BEGIN ENTRIES PROVIDED

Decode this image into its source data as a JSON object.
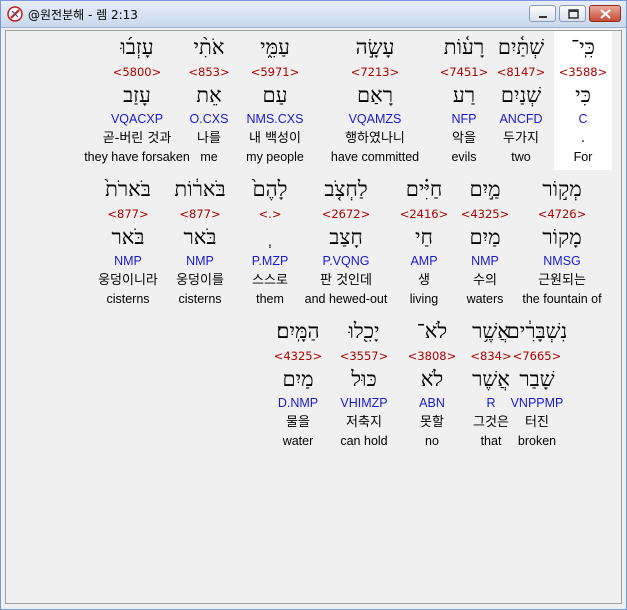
{
  "window": {
    "title": "@원전분해 - 렘 2:13"
  },
  "rows": [
    {
      "words": [
        {
          "heb": "כִּֽי־",
          "strong": "<3588>",
          "lemma": "כִּי",
          "morph": "C",
          "kor": ".",
          "eng": "For"
        },
        {
          "heb": "שְׁתַּ֫יִם",
          "strong": "<8147>",
          "lemma": "שְׁנַיִם",
          "morph": "ANCFD",
          "kor": "두가지",
          "eng": "two"
        },
        {
          "heb": "רָע֫וֹת",
          "strong": "<7451>",
          "lemma": "רַע",
          "morph": "NFP",
          "kor": "악을",
          "eng": "evils"
        },
        {
          "heb": "עָשָׂ֣ה",
          "strong": "<7213>",
          "lemma": "רָאַם",
          "morph": "VQAMZS",
          "kor": "행하였나니",
          "eng": "have committed"
        },
        {
          "heb": "עַמִּ֑י",
          "strong": "<5971>",
          "lemma": "עַם",
          "morph": "NMS.CXS",
          "kor": "내 백성이",
          "eng": "my people"
        },
        {
          "heb": "אֹתִ֨י",
          "strong": "<853>",
          "lemma": "אֵת",
          "morph": "O.CXS",
          "kor": "나를",
          "eng": "me"
        },
        {
          "heb": "עָזְב֜וּ",
          "strong": "<5800>",
          "lemma": "עָזַב",
          "morph": "VQACXP",
          "kor": "곧-버린 것과",
          "eng": "they have forsaken"
        }
      ]
    },
    {
      "words": [
        {
          "heb": "מְק֣וֹר",
          "strong": "<4726>",
          "lemma": "מָקוֹר",
          "morph": "NMSG",
          "kor": "근원되는",
          "eng": "the fountain of"
        },
        {
          "heb": "מַ֣יִם",
          "strong": "<4325>",
          "lemma": "מַיִם",
          "morph": "NMP",
          "kor": "수의",
          "eng": "waters"
        },
        {
          "heb": "חַיִּ֗ים",
          "strong": "<2416>",
          "lemma": "חַי",
          "morph": "AMP",
          "kor": "생",
          "eng": "living"
        },
        {
          "heb": "לַחְצֹ֤ב",
          "strong": "<2672>",
          "lemma": "חָצַב",
          "morph": "P.VQNG",
          "kor": "판 것인데",
          "eng": "and hewed-out"
        },
        {
          "heb": "לָהֶם֙",
          "strong": "<.>",
          "lemma": "ְ",
          "morph": "P.MZP",
          "kor": "스스로",
          "eng": "them"
        },
        {
          "heb": "בֹּאר֔וֹת",
          "strong": "<877>",
          "lemma": "בֹּאר",
          "morph": "NMP",
          "kor": "웅덩이를",
          "eng": "cisterns"
        },
        {
          "heb": "בֹּארֹת֙",
          "strong": "<877>",
          "lemma": "בֹּאר",
          "morph": "NMP",
          "kor": "웅덩이니라",
          "eng": "cisterns"
        }
      ]
    },
    {
      "words": [
        {
          "heb": "נִשְׁבָּרִ֔ים",
          "strong": "<7665>",
          "lemma": "שָׁבַר",
          "morph": "VNPPMP",
          "kor": "터진",
          "eng": "broken"
        },
        {
          "heb": "אֲשֶׁ֥ר",
          "strong": "<834>",
          "lemma": "אֲשֶׁר",
          "morph": "R",
          "kor": "그것은",
          "eng": "that"
        },
        {
          "heb": "לֹא־",
          "strong": "<3808>",
          "lemma": "לֹא",
          "morph": "ABN",
          "kor": "못할",
          "eng": "no"
        },
        {
          "heb": "יָכִ֖לוּ",
          "strong": "<3557>",
          "lemma": "כּוּל",
          "morph": "VHIMZP",
          "kor": "저축지",
          "eng": "can hold"
        },
        {
          "heb": "הַמָּֽיִם׃",
          "strong": "<4325>",
          "lemma": "מַיִם",
          "morph": "D.NMP",
          "kor": "물을",
          "eng": "water"
        }
      ]
    }
  ]
}
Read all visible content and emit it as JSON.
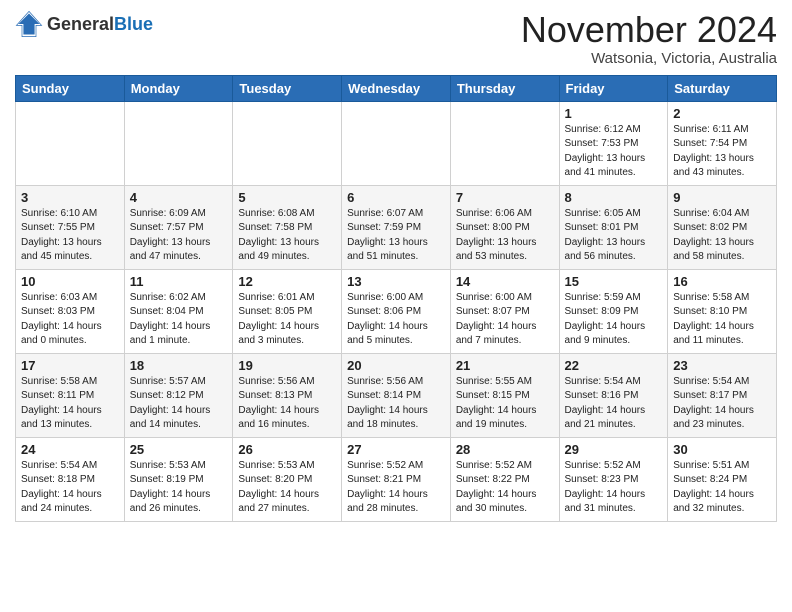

END ENTRIES PROVIDED

EXERCISE INSTRUCTIONS: Review the material and copy each line in which the word "have" appears.

REPLY TO THE EXERCISE:
          "eng": "have committed"
          "eng": "they have forsaken"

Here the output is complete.